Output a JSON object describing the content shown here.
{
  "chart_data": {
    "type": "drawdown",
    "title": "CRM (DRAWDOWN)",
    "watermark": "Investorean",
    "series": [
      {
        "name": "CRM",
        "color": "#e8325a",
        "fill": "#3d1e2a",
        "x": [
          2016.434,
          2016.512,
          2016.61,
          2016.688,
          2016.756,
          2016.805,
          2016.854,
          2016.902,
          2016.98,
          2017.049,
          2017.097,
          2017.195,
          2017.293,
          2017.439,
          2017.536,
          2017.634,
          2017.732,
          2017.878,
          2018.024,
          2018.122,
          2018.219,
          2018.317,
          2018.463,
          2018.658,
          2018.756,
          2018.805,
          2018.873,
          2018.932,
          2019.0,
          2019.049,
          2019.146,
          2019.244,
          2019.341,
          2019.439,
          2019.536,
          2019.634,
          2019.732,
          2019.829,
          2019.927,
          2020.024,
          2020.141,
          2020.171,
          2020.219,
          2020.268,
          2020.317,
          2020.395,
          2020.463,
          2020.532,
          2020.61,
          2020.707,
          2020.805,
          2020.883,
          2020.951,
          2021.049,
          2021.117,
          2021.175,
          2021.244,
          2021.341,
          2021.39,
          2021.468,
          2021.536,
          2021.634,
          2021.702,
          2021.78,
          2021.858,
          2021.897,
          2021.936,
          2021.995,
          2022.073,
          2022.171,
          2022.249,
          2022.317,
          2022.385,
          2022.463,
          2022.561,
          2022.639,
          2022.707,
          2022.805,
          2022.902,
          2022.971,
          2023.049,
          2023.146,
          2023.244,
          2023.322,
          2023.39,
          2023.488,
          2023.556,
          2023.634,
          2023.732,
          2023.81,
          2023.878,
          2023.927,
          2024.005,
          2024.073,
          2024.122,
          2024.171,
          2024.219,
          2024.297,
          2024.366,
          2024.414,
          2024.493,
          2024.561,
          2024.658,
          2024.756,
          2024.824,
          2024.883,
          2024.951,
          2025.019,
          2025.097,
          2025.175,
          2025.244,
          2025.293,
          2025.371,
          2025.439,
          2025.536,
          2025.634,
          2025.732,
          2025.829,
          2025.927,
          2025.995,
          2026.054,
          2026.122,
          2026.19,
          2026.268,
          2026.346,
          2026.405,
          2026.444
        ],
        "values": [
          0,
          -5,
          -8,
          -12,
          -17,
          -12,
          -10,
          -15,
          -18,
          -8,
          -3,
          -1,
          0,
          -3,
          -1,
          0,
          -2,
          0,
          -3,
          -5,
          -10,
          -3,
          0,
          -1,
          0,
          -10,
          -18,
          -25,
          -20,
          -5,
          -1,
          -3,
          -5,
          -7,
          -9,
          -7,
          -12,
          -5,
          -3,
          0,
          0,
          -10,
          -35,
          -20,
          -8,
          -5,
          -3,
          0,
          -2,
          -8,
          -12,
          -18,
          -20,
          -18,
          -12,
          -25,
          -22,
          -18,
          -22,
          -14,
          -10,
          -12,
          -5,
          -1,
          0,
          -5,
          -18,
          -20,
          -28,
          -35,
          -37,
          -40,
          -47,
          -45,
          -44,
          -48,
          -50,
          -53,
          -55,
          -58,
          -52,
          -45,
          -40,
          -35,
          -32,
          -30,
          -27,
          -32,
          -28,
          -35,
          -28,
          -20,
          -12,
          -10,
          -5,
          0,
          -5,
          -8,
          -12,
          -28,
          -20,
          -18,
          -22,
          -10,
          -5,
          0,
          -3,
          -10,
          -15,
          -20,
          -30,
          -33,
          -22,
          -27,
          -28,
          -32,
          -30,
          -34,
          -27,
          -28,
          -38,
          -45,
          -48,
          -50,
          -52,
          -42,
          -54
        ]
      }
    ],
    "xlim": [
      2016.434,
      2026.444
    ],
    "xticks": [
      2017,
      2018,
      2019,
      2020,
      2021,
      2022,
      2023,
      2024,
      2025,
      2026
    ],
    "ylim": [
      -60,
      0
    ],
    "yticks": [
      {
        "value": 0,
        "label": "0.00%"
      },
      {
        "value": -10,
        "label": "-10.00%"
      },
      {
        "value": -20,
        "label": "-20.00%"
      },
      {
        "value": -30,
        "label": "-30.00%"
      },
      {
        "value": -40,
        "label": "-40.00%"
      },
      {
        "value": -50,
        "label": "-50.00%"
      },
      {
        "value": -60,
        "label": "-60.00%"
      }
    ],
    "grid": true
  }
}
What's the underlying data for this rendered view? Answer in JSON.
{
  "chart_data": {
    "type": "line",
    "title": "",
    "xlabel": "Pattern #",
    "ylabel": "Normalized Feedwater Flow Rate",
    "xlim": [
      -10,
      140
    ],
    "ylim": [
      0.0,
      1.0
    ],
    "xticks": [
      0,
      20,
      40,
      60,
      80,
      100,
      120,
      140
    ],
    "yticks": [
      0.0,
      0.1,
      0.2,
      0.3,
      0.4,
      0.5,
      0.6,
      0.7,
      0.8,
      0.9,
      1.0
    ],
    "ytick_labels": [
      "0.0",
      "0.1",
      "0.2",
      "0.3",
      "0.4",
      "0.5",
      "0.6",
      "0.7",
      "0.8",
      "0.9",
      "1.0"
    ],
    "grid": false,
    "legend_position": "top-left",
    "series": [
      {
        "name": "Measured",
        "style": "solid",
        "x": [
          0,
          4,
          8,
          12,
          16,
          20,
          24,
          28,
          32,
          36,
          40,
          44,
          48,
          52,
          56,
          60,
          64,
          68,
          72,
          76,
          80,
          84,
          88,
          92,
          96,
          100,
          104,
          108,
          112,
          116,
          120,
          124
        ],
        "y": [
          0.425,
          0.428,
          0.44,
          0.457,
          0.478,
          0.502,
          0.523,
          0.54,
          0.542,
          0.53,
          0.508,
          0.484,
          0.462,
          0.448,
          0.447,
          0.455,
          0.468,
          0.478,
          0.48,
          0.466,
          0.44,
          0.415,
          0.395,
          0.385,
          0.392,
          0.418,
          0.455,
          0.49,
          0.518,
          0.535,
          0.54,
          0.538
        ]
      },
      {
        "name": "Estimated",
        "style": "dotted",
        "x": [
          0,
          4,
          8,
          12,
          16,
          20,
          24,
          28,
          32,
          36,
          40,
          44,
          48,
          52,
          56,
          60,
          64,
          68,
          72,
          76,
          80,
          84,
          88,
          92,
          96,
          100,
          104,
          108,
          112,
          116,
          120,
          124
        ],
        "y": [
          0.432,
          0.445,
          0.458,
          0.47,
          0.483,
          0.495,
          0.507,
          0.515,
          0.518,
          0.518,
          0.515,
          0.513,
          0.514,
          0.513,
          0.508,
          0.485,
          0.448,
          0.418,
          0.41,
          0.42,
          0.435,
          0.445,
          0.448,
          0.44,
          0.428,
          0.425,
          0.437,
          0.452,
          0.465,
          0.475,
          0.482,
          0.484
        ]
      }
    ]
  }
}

★ ★ ★ ★ ★

> **SET TASK**
Output each record precisely as given.

> **SOLUTION FOR THIS EXERCISE**
Output a JSON object describing the content shown here.
{
  "chart_data": {
    "type": "drawdown",
    "title": "CRM (DRAWDOWN)",
    "watermark": "Investorean",
    "series": [
      {
        "name": "CRM",
        "color": "#e8325a",
        "fill": "#3d1e2a",
        "x": [
          2016.434,
          2016.512,
          2016.61,
          2016.688,
          2016.756,
          2016.805,
          2016.854,
          2016.902,
          2016.98,
          2017.049,
          2017.097,
          2017.195,
          2017.293,
          2017.439,
          2017.536,
          2017.634,
          2017.732,
          2017.878,
          2018.024,
          2018.122,
          2018.219,
          2018.317,
          2018.463,
          2018.658,
          2018.756,
          2018.805,
          2018.873,
          2018.932,
          2019.0,
          2019.049,
          2019.146,
          2019.244,
          2019.341,
          2019.439,
          2019.536,
          2019.634,
          2019.732,
          2019.829,
          2019.927,
          2020.024,
          2020.141,
          2020.171,
          2020.219,
          2020.268,
          2020.317,
          2020.395,
          2020.463,
          2020.532,
          2020.61,
          2020.707,
          2020.805,
          2020.883,
          2020.951,
          2021.049,
          2021.117,
          2021.175,
          2021.244,
          2021.341,
          2021.39,
          2021.468,
          2021.536,
          2021.634,
          2021.702,
          2021.78,
          2021.858,
          2021.897,
          2021.936,
          2021.995,
          2022.073,
          2022.171,
          2022.249,
          2022.317,
          2022.385,
          2022.463,
          2022.561,
          2022.639,
          2022.707,
          2022.805,
          2022.902,
          2022.971,
          2023.049,
          2023.146,
          2023.244,
          2023.322,
          2023.39,
          2023.488,
          2023.556,
          2023.634,
          2023.732,
          2023.81,
          2023.878,
          2023.927,
          2024.005,
          2024.073,
          2024.122,
          2024.171,
          2024.219,
          2024.297,
          2024.366,
          2024.414,
          2024.493,
          2024.561,
          2024.658,
          2024.756,
          2024.824,
          2024.883,
          2024.951,
          2025.019,
          2025.097,
          2025.175,
          2025.244,
          2025.293,
          2025.371,
          2025.439,
          2025.536,
          2025.634,
          2025.732,
          2025.829,
          2025.927,
          2025.995,
          2026.054,
          2026.122,
          2026.19,
          2026.268,
          2026.346,
          2026.405,
          2026.444
        ],
        "values": [
          0,
          -5,
          -8,
          -12,
          -17,
          -12,
          -10,
          -15,
          -18,
          -8,
          -3,
          -1,
          0,
          -3,
          -1,
          0,
          -2,
          0,
          -3,
          -5,
          -10,
          -3,
          0,
          -1,
          0,
          -10,
          -18,
          -25,
          -20,
          -5,
          -1,
          -3,
          -5,
          -7,
          -9,
          -7,
          -12,
          -5,
          -3,
          0,
          0,
          -10,
          -35,
          -20,
          -8,
          -5,
          -3,
          0,
          -2,
          -8,
          -12,
          -18,
          -20,
          -18,
          -12,
          -25,
          -22,
          -18,
          -22,
          -14,
          -10,
          -12,
          -5,
          -1,
          0,
          -5,
          -18,
          -20,
          -28,
          -35,
          -37,
          -40,
          -47,
          -45,
          -44,
          -48,
          -50,
          -53,
          -55,
          -58,
          -52,
          -45,
          -40,
          -35,
          -32,
          -30,
          -27,
          -32,
          -28,
          -35,
          -28,
          -20,
          -12,
          -10,
          -5,
          0,
          -5,
          -8,
          -12,
          -28,
          -20,
          -18,
          -22,
          -10,
          -5,
          0,
          -3,
          -10,
          -15,
          -20,
          -30,
          -33,
          -22,
          -27,
          -28,
          -32,
          -30,
          -34,
          -27,
          -28,
          -38,
          -45,
          -48,
          -50,
          -52,
          -42,
          -54
        ]
      }
    ],
    "xlim": [
      2016.434,
      2026.444
    ],
    "xticks": [
      2017,
      2018,
      2019,
      2020,
      2021,
      2022,
      2023,
      2024,
      2025,
      2026
    ],
    "ylim": [
      -60,
      0
    ],
    "yticks": [
      {
        "value": 0,
        "label": "0.00%"
      },
      {
        "value": -10,
        "label": "-10.00%"
      },
      {
        "value": -20,
        "label": "-20.00%"
      },
      {
        "value": -30,
        "label": "-30.00%"
      },
      {
        "value": -40,
        "label": "-40.00%"
      },
      {
        "value": -50,
        "label": "-50.00%"
      },
      {
        "value": -60,
        "label": "-60.00%"
      }
    ],
    "grid": true
  }
}
What's the underlying data for this rendered view? Answer in JSON.
{
  "chart_data": {
    "type": "line",
    "title": "",
    "xlabel": "Pattern #",
    "ylabel": "Normalized Feedwater Flow Rate",
    "xlim": [
      -10,
      140
    ],
    "ylim": [
      0.0,
      1.0
    ],
    "xticks": [
      0,
      20,
      40,
      60,
      80,
      100,
      120,
      140
    ],
    "yticks": [
      0.0,
      0.1,
      0.2,
      0.3,
      0.4,
      0.5,
      0.6,
      0.7,
      0.8,
      0.9,
      1.0
    ],
    "ytick_labels": [
      "0.0",
      "0.1",
      "0.2",
      "0.3",
      "0.4",
      "0.5",
      "0.6",
      "0.7",
      "0.8",
      "0.9",
      "1.0"
    ],
    "grid": false,
    "legend_position": "top-left",
    "series": [
      {
        "name": "Measured",
        "style": "solid",
        "x": [
          0,
          4,
          8,
          12,
          16,
          20,
          24,
          28,
          32,
          36,
          40,
          44,
          48,
          52,
          56,
          60,
          64,
          68,
          72,
          76,
          80,
          84,
          88,
          92,
          96,
          100,
          104,
          108,
          112,
          116,
          120,
          124
        ],
        "y": [
          0.425,
          0.428,
          0.44,
          0.457,
          0.478,
          0.502,
          0.523,
          0.54,
          0.542,
          0.53,
          0.508,
          0.484,
          0.462,
          0.448,
          0.447,
          0.455,
          0.468,
          0.478,
          0.48,
          0.466,
          0.44,
          0.415,
          0.395,
          0.385,
          0.392,
          0.418,
          0.455,
          0.49,
          0.518,
          0.535,
          0.54,
          0.538
        ]
      },
      {
        "name": "Estimated",
        "style": "dotted",
        "x": [
          0,
          4,
          8,
          12,
          16,
          20,
          24,
          28,
          32,
          36,
          40,
          44,
          48,
          52,
          56,
          60,
          64,
          68,
          72,
          76,
          80,
          84,
          88,
          92,
          96,
          100,
          104,
          108,
          112,
          116,
          120,
          124
        ],
        "y": [
          0.432,
          0.445,
          0.458,
          0.47,
          0.483,
          0.495,
          0.507,
          0.515,
          0.518,
          0.518,
          0.515,
          0.513,
          0.514,
          0.513,
          0.508,
          0.485,
          0.448,
          0.418,
          0.41,
          0.42,
          0.435,
          0.445,
          0.448,
          0.44,
          0.428,
          0.425,
          0.437,
          0.452,
          0.465,
          0.475,
          0.482,
          0.484
        ]
      }
    ]
  }
}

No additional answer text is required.